● EXCERPTED TEXT:
Question

The research department at the company took a sample of 25 comparable textbooks and collected information on their prices. This information produces a mean price of $145 for this sample. It is known that the standard deviation of the prices of all such textbooks is $35 and the population of such prices is normal. (a) What is the point estimate of the mean price of all such textbooks? (b) Construct a 90% confidence interval for the mean price of all such college textbooks.

Answer 1

a)
`\hat \mu = \bar X = 145`

b)
`145-1.64(35)/(√(25))=133.52`

`145+1.64(35)/(√(25))=156.48`

So on this case the 90% confidence interval would be given by (133.52;156.48)

Explanation:

Previous concepts

A confidence interval is "a range of values that’s likely to include a population value with a certain degree of confidence. It is often expressed a % whereby a population means lies between an upper and lower interval".

The margin of error is the range of values below and above the sample statistic in a confidence interval.

Normal distribution, is a "probability distribution that is symmetric about the mean, showing that data near the mean are more frequent in occurrence than data far from the mean".

`\bar X=145` represent the sample mean

`\mu` population mean (variable of interest)

`\sigma=35` represent the population standard deviation

n=25 represent the sample size

a) For this case the best point of estimate for the population mean is the sample mean:

`\hat \mu = \bar X = 145`

b) Calculate the confidence interval

The confidence interval for the mean is given by the following formula:

`\bar X \pm z_(\alpha/2)(\sigma)/(√(n))` (1)

Since the confidence is 0.90 or 90%, the value of
`\alpha=0.1` and
`\alpha/2 =0.05`, and we can use excel, a calculator or a table to find the critical value. The excel command would be: "=-NORM.INV(0.05,0,1)".And we see that
`z_(\alpha/2)=1.64`

Now we have everything in order to replace into formula (1):

`145-1.64(35)/(√(25))=133.52`

`145+1.64(35)/(√(25))=156.48`

So on this case the 90% confidence interval would be given by (133.52;156.48)

● ENTRIES PROVIDED:
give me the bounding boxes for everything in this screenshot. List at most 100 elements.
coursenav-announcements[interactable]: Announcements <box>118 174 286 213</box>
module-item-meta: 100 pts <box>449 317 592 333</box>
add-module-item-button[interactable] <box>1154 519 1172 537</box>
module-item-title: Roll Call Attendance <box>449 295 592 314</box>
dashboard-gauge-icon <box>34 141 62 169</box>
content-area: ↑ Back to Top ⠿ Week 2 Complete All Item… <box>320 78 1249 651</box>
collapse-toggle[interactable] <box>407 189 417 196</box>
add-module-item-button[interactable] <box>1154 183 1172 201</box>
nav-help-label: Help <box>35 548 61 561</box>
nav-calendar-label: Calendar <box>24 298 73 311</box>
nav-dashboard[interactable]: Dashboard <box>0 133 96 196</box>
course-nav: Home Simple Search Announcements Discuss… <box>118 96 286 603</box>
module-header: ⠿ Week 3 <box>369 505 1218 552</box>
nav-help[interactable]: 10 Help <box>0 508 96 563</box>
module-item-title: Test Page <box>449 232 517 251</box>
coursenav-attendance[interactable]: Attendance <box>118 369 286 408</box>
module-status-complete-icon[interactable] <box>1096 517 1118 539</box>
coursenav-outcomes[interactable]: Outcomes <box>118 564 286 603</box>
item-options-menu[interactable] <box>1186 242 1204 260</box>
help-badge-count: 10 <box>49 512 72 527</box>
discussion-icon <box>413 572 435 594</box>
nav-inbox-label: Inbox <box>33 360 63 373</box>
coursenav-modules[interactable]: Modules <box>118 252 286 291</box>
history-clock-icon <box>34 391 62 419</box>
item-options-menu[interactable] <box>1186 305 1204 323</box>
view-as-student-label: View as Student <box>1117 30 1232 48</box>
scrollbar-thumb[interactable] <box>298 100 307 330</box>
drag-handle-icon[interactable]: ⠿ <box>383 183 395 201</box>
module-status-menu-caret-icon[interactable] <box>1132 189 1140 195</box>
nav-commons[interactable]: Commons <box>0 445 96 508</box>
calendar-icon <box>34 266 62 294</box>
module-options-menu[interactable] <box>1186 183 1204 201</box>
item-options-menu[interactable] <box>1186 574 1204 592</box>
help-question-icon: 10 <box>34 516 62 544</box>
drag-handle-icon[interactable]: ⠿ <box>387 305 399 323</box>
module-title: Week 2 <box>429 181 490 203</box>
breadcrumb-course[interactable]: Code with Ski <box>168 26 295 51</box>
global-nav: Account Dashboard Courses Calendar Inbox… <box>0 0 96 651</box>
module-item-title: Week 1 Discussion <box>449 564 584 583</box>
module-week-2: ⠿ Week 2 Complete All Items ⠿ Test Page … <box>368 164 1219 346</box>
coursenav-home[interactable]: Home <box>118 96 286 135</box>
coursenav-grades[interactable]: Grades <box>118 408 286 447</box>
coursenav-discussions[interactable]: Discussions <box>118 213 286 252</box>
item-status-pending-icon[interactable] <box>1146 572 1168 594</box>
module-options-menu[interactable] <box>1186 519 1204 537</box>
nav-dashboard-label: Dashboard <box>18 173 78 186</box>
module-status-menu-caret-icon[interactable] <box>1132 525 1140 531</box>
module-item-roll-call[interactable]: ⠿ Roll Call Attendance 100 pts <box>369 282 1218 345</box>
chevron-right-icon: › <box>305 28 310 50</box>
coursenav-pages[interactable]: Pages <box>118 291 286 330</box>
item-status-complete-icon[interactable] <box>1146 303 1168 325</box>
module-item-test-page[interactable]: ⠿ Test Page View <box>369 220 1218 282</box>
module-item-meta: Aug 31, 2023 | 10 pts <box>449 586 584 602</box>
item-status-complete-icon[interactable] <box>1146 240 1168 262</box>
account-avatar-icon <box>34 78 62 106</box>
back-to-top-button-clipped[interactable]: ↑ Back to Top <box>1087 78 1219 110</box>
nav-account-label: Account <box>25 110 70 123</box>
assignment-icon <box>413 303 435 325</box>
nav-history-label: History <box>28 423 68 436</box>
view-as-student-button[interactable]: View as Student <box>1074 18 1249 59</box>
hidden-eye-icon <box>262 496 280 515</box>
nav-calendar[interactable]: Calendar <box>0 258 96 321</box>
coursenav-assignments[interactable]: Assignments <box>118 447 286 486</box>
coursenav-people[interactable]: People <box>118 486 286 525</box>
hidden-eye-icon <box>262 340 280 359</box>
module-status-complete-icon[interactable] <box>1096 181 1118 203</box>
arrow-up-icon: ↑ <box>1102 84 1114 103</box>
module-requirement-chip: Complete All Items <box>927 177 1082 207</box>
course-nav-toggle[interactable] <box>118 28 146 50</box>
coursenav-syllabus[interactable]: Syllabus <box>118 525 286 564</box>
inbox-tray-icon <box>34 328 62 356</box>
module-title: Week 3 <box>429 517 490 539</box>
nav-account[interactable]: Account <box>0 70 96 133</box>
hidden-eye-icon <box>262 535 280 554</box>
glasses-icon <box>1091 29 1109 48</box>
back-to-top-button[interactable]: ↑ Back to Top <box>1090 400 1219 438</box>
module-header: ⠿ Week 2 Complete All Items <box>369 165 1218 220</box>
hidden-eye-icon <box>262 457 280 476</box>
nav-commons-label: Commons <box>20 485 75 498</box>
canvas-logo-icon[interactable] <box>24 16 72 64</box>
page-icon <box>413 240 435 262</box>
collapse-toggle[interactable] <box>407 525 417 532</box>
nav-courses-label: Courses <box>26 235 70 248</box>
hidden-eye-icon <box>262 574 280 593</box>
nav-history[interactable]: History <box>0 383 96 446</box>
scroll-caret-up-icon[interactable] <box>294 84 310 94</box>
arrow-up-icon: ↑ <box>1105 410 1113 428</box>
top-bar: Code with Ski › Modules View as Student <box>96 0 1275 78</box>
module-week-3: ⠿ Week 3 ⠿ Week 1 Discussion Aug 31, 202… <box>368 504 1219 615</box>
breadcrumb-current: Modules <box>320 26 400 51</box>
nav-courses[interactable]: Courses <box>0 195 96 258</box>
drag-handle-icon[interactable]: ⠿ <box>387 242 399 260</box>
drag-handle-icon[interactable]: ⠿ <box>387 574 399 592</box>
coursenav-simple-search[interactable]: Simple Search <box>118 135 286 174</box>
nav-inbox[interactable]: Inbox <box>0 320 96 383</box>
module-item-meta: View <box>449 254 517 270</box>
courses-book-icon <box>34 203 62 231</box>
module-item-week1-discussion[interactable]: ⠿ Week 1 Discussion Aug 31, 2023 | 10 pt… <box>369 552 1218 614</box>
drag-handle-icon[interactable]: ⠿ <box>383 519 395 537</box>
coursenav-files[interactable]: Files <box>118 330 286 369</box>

--

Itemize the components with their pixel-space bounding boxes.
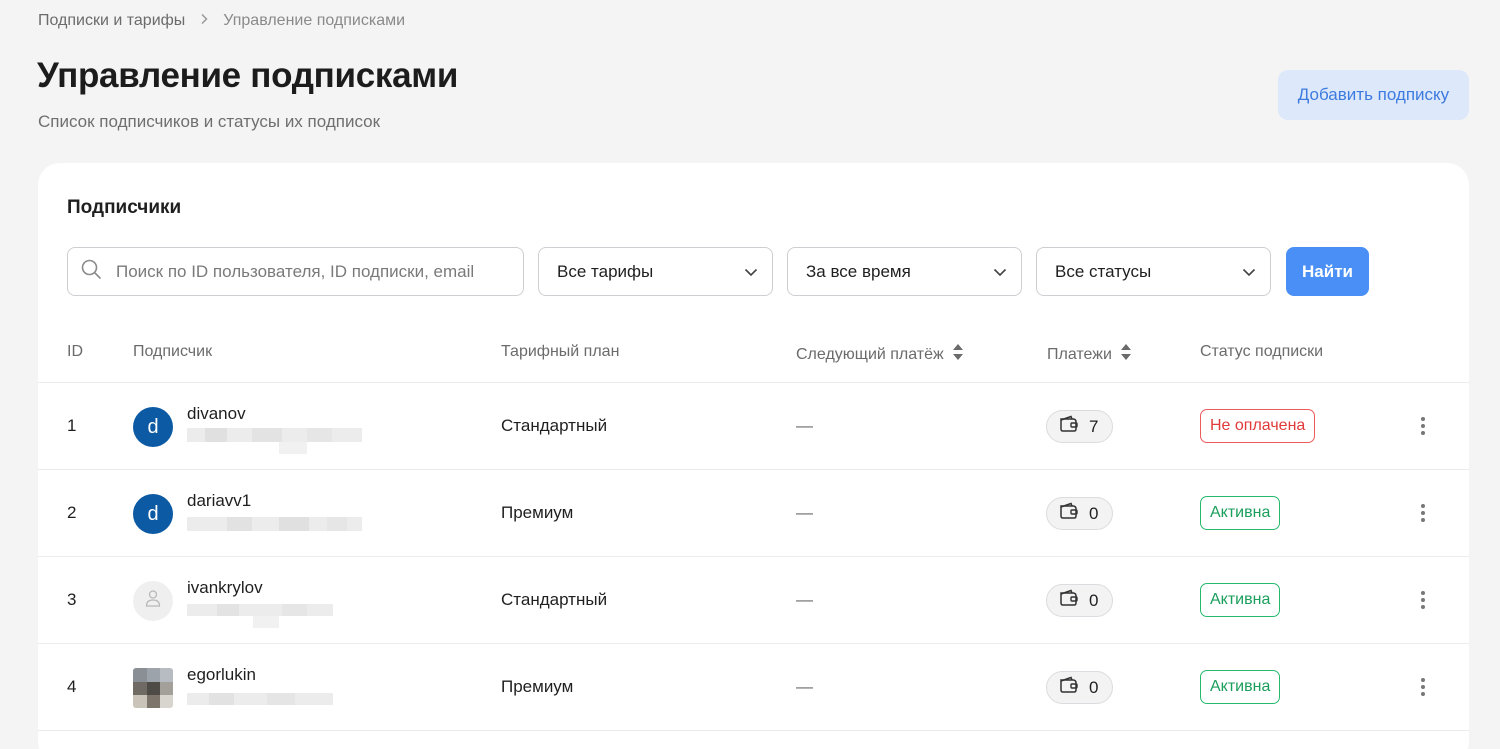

● OBJECTIVE:
Reproduce the stretch of the textbook price solution from "A confidence interval is" through "a confidence interval.".

● SOLVED EXERCISE:
A confidence interval is "a range of values that’s likely to include a population value with a certain degree of confidence. It is often expressed a % whereby a population means lies between an upper and lower interval".

The margin of error is the range of values below and above the sample statistic in a confidence interval.